→ Input material:
_ _ _ _ _ _ _

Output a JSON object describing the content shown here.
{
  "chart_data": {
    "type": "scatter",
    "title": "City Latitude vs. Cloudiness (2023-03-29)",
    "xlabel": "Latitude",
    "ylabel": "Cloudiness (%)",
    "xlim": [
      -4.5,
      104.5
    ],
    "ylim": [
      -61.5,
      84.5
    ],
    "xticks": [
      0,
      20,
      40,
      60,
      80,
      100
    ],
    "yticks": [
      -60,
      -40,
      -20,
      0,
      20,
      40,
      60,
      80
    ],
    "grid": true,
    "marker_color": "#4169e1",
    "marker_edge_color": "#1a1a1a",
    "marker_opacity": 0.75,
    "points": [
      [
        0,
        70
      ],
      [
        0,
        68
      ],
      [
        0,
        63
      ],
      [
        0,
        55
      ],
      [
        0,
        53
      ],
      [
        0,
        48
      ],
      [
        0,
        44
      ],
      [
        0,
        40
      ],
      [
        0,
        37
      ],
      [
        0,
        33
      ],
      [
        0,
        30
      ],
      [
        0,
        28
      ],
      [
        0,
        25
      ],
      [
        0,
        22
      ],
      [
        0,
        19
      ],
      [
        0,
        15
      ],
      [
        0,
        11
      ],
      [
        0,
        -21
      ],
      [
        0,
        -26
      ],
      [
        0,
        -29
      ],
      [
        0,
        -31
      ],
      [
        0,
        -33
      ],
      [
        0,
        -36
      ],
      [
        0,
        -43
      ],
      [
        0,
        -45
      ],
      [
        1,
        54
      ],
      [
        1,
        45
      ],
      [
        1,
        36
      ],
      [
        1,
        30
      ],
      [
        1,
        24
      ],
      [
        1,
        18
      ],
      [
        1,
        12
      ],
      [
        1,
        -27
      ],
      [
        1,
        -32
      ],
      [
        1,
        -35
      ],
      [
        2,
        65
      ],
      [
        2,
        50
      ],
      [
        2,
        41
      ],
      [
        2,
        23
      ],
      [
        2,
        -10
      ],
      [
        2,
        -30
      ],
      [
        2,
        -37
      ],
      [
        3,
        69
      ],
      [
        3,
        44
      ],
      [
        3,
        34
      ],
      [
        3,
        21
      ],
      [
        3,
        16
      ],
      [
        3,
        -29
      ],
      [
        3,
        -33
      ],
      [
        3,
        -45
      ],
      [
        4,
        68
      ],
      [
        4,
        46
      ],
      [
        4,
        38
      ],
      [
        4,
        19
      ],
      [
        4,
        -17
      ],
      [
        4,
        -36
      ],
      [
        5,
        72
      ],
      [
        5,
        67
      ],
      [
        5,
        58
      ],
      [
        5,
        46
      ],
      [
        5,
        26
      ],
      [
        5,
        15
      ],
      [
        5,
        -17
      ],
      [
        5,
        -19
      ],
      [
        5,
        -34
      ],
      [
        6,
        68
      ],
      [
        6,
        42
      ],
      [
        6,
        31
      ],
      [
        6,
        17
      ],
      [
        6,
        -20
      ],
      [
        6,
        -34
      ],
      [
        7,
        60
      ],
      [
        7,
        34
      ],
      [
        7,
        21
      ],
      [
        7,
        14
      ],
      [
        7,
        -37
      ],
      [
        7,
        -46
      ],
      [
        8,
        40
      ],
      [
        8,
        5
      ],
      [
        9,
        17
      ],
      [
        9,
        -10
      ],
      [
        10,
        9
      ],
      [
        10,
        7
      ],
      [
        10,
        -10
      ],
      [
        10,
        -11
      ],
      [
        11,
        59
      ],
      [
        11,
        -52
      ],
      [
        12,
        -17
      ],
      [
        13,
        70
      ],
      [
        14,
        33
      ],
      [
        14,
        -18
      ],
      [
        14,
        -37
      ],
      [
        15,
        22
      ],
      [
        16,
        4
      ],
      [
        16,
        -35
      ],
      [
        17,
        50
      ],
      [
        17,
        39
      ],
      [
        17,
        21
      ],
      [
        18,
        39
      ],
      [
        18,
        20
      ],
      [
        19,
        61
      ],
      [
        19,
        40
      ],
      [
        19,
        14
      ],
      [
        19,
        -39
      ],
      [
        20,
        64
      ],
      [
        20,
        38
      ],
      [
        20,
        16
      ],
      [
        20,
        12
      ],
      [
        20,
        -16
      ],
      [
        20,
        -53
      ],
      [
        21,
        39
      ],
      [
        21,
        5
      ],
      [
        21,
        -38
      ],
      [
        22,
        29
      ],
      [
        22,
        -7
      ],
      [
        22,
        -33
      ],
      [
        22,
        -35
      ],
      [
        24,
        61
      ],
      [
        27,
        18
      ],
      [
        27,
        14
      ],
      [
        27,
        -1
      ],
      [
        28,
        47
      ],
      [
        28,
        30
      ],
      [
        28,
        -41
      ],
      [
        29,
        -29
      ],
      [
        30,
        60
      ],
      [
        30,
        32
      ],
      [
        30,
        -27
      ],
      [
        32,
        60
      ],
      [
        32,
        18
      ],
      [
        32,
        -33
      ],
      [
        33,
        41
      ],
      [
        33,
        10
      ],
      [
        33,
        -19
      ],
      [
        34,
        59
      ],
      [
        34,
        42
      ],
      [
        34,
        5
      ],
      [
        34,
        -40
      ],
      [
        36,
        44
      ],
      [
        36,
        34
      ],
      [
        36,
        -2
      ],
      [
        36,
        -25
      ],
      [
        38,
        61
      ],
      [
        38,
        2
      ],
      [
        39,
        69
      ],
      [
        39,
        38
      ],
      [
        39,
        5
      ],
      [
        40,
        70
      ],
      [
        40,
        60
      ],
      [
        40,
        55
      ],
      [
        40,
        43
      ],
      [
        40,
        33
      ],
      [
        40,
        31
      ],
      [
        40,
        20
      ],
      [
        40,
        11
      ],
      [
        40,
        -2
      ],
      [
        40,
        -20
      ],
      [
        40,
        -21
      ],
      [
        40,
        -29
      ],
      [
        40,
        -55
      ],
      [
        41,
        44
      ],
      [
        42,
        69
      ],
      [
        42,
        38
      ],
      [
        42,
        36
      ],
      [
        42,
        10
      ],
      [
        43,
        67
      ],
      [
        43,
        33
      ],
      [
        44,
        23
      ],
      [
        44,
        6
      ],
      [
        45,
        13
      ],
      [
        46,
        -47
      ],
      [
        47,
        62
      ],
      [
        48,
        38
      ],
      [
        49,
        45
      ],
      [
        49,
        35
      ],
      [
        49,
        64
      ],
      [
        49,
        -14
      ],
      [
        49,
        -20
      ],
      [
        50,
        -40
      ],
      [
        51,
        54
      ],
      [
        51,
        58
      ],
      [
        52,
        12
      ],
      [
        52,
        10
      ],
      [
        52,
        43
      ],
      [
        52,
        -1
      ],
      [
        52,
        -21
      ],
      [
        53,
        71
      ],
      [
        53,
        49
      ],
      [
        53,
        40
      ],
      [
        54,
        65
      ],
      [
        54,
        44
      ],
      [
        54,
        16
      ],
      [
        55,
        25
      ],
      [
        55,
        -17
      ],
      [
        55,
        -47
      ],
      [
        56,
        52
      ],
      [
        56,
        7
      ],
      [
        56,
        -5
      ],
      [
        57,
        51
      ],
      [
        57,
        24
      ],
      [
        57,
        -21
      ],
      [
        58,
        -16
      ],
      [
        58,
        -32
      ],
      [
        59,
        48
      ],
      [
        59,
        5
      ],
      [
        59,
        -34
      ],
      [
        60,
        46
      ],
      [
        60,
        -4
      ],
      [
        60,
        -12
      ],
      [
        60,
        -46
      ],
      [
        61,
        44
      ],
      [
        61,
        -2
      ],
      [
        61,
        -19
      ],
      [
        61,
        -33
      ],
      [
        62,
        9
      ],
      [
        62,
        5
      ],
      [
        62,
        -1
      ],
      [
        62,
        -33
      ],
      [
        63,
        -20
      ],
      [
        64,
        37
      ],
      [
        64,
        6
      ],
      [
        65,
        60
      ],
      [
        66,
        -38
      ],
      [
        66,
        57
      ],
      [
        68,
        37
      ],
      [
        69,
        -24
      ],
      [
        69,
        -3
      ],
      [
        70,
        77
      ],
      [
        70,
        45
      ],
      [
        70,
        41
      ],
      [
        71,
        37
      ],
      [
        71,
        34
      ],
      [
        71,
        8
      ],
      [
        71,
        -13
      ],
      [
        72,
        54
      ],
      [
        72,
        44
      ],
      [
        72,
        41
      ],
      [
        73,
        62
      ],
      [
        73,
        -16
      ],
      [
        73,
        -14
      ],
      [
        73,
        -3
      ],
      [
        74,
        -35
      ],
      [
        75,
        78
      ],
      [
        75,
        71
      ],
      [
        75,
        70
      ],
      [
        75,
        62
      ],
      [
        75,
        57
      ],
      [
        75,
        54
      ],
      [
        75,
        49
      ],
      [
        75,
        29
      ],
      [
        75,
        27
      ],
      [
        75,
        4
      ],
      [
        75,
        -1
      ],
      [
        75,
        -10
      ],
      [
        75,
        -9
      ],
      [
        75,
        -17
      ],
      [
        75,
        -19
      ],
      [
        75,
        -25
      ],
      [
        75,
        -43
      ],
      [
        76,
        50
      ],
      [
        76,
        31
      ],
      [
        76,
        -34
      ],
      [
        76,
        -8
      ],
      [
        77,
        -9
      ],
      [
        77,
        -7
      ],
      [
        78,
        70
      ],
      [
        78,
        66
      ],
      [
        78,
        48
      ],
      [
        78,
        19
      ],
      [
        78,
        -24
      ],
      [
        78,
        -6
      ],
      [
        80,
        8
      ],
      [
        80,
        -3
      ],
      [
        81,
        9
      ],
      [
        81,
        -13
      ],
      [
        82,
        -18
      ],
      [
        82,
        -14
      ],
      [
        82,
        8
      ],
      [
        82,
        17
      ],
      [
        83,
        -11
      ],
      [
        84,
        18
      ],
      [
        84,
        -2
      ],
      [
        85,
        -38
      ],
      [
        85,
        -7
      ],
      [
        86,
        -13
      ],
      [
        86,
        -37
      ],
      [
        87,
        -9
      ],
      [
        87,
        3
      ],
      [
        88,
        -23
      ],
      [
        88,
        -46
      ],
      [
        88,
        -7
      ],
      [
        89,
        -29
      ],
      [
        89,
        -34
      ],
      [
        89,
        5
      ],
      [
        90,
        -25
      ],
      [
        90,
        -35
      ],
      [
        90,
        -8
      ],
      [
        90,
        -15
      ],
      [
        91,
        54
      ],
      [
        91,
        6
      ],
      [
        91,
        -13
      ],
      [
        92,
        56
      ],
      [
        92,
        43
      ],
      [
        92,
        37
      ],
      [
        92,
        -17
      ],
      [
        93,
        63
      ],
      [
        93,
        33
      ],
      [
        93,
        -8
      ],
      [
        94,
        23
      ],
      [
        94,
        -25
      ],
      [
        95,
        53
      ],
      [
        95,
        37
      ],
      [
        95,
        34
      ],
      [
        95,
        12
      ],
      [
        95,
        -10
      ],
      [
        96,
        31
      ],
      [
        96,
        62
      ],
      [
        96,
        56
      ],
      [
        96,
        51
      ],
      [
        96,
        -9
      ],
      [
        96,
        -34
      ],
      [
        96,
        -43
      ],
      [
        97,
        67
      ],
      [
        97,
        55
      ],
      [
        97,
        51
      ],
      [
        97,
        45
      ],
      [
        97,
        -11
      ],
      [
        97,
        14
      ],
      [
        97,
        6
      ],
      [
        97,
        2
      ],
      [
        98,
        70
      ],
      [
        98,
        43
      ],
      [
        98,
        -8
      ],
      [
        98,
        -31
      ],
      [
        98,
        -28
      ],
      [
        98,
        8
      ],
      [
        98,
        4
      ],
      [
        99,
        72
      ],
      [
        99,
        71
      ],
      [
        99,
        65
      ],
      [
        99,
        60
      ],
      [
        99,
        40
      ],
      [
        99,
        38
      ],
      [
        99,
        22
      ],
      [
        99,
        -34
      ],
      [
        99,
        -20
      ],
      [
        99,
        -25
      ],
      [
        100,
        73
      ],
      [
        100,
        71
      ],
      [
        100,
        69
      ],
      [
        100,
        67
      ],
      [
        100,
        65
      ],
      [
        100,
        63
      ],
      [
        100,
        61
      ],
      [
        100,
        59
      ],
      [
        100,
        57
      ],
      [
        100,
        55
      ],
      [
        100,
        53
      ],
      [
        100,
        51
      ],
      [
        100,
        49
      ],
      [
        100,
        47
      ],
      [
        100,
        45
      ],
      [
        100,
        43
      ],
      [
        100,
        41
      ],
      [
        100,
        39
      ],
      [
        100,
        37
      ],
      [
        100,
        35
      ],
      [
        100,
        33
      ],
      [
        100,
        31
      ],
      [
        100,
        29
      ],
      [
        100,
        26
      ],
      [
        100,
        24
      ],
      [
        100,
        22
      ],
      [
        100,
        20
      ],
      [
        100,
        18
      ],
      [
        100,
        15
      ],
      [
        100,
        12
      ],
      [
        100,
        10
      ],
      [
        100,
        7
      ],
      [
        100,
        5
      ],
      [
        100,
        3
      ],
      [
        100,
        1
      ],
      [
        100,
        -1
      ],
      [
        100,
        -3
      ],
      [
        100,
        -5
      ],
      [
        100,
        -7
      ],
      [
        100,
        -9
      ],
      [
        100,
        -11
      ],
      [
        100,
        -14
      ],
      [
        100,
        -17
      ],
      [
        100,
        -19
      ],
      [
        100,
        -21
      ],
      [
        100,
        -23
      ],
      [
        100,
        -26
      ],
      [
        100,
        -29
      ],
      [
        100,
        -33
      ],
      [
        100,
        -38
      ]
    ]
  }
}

_ _ _ _ _ _ _

→ What you need to do:
Write out every line of the listing that holds the word "Cloudiness".

→ Response to the task:
    "title": "City Latitude vs. Cloudiness (2023-03-29)",
    "ylabel": "Cloudiness (%)",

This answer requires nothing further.